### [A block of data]
_ _ _ _ _ _ _
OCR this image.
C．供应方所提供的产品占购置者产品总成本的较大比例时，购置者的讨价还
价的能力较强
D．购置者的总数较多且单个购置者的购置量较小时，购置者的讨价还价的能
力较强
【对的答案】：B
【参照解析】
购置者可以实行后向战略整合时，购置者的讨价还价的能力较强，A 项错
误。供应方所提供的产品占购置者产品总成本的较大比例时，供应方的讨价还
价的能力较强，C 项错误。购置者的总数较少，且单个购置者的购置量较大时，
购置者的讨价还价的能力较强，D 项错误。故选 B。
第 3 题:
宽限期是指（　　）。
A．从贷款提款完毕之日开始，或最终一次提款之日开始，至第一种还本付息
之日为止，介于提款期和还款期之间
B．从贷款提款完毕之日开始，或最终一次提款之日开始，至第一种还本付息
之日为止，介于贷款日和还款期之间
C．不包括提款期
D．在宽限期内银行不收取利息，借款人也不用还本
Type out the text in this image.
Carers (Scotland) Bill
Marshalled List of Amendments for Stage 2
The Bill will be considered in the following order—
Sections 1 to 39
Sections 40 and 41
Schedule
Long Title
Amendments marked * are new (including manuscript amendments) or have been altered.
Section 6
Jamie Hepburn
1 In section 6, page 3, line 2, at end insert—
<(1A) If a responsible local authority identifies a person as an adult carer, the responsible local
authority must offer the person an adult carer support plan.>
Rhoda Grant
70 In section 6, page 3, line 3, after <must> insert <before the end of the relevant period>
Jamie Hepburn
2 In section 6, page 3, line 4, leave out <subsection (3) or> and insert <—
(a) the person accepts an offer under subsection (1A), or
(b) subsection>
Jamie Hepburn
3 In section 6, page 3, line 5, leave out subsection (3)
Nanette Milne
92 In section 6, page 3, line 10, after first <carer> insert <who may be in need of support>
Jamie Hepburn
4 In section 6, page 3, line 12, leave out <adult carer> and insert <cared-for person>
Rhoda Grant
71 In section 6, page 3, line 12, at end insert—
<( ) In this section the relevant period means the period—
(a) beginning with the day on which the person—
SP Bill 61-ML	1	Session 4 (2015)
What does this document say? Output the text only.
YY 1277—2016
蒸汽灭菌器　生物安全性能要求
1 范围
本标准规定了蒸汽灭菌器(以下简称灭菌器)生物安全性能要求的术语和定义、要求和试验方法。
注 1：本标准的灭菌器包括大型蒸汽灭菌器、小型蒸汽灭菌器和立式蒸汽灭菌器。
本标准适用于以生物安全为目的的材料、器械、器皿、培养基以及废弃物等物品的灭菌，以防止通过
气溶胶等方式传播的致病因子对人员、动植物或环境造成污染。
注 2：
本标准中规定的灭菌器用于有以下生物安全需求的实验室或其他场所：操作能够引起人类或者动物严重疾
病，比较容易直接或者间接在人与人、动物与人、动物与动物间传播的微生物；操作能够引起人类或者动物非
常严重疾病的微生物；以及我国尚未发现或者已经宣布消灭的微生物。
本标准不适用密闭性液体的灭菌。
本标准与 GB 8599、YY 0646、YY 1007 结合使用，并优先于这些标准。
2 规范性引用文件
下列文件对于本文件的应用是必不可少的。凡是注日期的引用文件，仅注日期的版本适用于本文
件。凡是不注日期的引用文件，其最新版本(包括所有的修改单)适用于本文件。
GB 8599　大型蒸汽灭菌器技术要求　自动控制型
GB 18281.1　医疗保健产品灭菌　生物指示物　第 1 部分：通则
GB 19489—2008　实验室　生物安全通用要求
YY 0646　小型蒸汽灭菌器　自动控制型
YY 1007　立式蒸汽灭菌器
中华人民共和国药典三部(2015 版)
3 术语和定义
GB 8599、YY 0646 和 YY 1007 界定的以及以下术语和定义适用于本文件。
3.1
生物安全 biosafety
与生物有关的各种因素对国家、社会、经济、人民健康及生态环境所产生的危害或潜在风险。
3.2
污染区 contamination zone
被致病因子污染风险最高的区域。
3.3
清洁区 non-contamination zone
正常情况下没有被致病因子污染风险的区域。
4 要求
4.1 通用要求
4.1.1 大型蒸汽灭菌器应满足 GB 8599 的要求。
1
_ _ _ _ _ _ _
### [DIRECTION]
Take the line with "What does this" and all lines after it to the last line, and reproduce them exactly.

### [REPLY]
What does this document say? Output the text only.
YY 1277—2016
蒸汽灭菌器　生物安全性能要求
1 范围
本标准规定了蒸汽灭菌器(以下简称灭菌器)生物安全性能要求的术语和定义、要求和试验方法。
注 1：本标准的灭菌器包括大型蒸汽灭菌器、小型蒸汽灭菌器和立式蒸汽灭菌器。
本标准适用于以生物安全为目的的材料、器械、器皿、培养基以及废弃物等物品的灭菌，以防止通过
气溶胶等方式传播的致病因子对人员、动植物或环境造成污染。
注 2：
本标准中规定的灭菌器用于有以下生物安全需求的实验室或其他场所：操作能够引起人类或者动物严重疾
病，比较容易直接或者间接在人与人、动物与人、动物与动物间传播的微生物；操作能够引起人类或者动物非
常严重疾病的微生物；以及我国尚未发现或者已经宣布消灭的微生物。
本标准不适用密闭性液体的灭菌。
本标准与 GB 8599、YY 0646、YY 1007 结合使用，并优先于这些标准。
2 规范性引用文件
下列文件对于本文件的应用是必不可少的。凡是注日期的引用文件，仅注日期的版本适用于本文
件。凡是不注日期的引用文件，其最新版本(包括所有的修改单)适用于本文件。
GB 8599　大型蒸汽灭菌器技术要求　自动控制型
GB 18281.1　医疗保健产品灭菌　生物指示物　第 1 部分：通则
GB 19489—2008　实验室　生物安全通用要求
YY 0646　小型蒸汽灭菌器　自动控制型
YY 1007　立式蒸汽灭菌器
中华人民共和国药典三部(2015 版)
3 术语和定义
GB 8599、YY 0646 和 YY 1007 界定的以及以下术语和定义适用于本文件。
3.1
生物安全 biosafety
与生物有关的各种因素对国家、社会、经济、人民健康及生态环境所产生的危害或潜在风险。
3.2
污染区 contamination zone
被致病因子污染风险最高的区域。
3.3
清洁区 non-contamination zone
正常情况下没有被致病因子污染风险的区域。
4 要求
4.1 通用要求
4.1.1 大型蒸汽灭菌器应满足 GB 8599 的要求。
1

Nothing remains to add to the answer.